▶ [GIVEN PROBLEM]: Go through the records below line by line. Count the lines with "Sudskom" and give the count alone.

^^^^^^^^^^^^^^^^

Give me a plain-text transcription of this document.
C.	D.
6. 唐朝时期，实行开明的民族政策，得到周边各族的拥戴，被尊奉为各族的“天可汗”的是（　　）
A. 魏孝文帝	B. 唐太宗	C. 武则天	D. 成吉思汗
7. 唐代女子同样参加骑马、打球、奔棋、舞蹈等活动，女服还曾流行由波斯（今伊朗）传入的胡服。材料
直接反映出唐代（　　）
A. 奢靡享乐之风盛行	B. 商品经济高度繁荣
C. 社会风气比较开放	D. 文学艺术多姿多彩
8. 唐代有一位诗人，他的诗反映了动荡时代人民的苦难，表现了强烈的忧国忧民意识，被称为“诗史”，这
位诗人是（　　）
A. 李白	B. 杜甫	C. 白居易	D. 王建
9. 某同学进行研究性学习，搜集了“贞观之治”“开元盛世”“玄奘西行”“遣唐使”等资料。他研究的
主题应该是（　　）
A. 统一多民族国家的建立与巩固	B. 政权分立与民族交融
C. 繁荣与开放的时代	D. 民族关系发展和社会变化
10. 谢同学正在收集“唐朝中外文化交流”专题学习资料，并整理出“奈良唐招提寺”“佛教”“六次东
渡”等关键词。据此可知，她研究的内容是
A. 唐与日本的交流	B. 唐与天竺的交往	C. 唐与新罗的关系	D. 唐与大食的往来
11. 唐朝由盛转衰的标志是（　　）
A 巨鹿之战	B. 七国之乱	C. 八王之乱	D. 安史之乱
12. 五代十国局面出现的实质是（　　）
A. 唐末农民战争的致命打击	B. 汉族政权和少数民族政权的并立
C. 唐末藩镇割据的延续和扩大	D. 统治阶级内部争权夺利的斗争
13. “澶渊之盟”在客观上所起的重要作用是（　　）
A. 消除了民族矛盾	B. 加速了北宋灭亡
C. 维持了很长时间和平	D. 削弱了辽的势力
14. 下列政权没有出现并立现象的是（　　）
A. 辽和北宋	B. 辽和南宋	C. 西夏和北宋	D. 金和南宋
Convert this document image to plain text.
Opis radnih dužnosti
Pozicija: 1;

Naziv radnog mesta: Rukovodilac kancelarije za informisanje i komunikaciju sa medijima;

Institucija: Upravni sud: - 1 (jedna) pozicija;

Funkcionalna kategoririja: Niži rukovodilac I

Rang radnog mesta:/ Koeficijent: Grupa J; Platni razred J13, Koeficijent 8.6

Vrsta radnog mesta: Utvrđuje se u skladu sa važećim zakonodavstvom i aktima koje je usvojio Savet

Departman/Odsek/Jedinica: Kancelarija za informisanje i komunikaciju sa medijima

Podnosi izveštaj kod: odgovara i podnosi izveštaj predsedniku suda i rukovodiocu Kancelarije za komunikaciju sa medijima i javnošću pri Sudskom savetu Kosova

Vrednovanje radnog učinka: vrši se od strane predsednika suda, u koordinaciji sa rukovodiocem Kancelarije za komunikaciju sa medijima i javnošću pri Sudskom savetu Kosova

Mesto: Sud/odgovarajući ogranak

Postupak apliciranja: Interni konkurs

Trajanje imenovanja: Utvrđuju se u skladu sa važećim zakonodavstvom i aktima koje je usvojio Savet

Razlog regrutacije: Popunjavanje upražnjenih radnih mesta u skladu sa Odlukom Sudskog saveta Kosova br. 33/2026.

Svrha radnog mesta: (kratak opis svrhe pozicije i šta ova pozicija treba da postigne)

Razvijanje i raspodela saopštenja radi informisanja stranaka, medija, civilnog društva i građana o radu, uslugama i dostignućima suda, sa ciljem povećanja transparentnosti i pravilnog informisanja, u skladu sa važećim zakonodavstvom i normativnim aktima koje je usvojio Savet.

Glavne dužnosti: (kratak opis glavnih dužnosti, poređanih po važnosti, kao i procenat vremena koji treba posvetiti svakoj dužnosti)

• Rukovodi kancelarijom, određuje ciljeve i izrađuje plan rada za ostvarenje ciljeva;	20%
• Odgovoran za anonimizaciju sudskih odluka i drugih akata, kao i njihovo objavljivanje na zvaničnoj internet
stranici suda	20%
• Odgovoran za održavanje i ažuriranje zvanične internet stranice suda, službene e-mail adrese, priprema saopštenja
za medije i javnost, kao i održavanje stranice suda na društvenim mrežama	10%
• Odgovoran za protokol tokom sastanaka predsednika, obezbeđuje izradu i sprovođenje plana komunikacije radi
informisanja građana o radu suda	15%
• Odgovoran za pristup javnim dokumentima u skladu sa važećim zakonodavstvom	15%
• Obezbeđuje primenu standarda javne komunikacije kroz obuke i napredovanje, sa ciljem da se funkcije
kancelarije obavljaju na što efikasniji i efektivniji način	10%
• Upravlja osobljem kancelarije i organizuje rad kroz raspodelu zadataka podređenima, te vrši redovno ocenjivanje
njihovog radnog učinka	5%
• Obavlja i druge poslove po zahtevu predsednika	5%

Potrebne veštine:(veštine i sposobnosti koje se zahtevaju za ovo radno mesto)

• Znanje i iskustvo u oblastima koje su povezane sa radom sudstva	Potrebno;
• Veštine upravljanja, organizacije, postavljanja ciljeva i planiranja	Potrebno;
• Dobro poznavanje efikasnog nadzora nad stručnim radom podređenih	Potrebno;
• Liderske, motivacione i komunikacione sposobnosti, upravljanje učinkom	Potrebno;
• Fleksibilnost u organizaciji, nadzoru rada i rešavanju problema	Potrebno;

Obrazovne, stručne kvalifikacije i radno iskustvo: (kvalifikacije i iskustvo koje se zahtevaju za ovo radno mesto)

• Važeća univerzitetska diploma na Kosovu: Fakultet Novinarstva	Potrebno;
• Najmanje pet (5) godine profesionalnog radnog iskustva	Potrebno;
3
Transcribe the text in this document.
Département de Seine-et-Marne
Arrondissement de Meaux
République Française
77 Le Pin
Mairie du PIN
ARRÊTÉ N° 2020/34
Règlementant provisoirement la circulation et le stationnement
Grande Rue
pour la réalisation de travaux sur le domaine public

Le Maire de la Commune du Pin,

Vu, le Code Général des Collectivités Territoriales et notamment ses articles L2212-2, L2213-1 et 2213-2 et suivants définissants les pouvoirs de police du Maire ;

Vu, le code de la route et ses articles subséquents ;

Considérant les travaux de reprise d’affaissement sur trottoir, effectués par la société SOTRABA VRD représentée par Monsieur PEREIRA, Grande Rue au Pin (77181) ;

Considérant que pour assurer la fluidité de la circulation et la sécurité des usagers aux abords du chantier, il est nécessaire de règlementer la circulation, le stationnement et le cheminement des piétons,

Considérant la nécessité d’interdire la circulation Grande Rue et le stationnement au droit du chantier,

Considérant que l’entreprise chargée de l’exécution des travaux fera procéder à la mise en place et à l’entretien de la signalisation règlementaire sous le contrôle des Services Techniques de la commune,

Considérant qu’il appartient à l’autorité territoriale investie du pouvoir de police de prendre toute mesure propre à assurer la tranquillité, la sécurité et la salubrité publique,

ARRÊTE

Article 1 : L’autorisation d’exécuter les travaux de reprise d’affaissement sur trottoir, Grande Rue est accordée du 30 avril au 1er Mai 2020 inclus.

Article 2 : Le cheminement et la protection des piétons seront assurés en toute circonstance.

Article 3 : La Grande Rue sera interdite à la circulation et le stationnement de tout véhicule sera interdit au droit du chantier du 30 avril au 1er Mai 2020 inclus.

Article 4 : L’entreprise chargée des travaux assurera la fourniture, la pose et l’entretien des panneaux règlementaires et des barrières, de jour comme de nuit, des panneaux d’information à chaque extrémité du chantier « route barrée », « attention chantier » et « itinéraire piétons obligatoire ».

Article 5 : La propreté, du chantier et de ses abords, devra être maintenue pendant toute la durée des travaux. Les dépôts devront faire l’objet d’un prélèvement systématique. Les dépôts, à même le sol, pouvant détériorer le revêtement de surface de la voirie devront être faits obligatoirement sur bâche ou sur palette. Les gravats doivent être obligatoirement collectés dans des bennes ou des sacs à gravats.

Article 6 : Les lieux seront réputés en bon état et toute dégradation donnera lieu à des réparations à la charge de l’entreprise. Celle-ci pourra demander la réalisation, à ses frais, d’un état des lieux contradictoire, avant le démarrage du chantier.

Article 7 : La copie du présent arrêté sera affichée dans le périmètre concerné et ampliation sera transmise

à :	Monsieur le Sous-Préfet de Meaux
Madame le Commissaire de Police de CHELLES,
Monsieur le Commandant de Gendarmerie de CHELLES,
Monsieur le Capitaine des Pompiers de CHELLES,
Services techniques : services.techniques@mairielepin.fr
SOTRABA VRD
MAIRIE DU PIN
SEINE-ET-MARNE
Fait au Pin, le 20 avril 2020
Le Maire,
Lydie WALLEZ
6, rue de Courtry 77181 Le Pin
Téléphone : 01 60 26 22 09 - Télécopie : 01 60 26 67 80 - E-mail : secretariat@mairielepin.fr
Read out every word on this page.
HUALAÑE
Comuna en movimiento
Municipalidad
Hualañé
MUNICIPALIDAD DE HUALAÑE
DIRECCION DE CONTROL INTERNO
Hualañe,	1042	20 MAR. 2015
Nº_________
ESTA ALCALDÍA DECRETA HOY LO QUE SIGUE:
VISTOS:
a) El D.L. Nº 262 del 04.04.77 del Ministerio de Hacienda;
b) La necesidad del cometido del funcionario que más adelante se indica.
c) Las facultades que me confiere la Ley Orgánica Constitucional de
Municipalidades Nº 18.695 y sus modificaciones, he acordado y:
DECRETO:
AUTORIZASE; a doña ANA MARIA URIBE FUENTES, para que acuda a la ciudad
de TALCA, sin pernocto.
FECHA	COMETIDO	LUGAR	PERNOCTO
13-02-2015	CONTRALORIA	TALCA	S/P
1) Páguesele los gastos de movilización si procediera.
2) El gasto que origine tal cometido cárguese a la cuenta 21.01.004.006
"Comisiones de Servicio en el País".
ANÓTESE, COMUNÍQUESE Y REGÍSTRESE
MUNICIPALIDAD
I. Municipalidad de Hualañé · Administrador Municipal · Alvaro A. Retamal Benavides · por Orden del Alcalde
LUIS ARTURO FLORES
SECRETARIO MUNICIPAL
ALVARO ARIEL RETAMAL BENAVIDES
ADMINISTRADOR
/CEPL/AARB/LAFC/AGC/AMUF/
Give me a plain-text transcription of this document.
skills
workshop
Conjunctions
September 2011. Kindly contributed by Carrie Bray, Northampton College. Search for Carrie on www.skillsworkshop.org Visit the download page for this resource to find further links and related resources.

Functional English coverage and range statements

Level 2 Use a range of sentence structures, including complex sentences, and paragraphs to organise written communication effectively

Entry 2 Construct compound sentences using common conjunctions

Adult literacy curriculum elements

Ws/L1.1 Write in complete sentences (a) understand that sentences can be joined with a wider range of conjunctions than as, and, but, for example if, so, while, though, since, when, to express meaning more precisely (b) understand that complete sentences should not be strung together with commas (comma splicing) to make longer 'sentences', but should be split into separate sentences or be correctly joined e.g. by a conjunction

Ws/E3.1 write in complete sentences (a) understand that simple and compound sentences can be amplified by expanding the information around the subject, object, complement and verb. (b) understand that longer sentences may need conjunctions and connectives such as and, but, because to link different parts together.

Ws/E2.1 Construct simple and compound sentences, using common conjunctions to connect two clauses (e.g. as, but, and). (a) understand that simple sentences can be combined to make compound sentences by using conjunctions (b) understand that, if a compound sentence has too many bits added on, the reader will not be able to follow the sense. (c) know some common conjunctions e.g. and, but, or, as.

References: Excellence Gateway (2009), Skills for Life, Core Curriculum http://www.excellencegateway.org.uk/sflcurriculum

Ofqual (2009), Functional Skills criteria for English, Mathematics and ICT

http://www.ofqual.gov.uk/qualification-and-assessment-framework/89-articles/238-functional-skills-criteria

^^^^^^^^^^^^^^^^

▶ [EXERCISE SOLUTION]: 2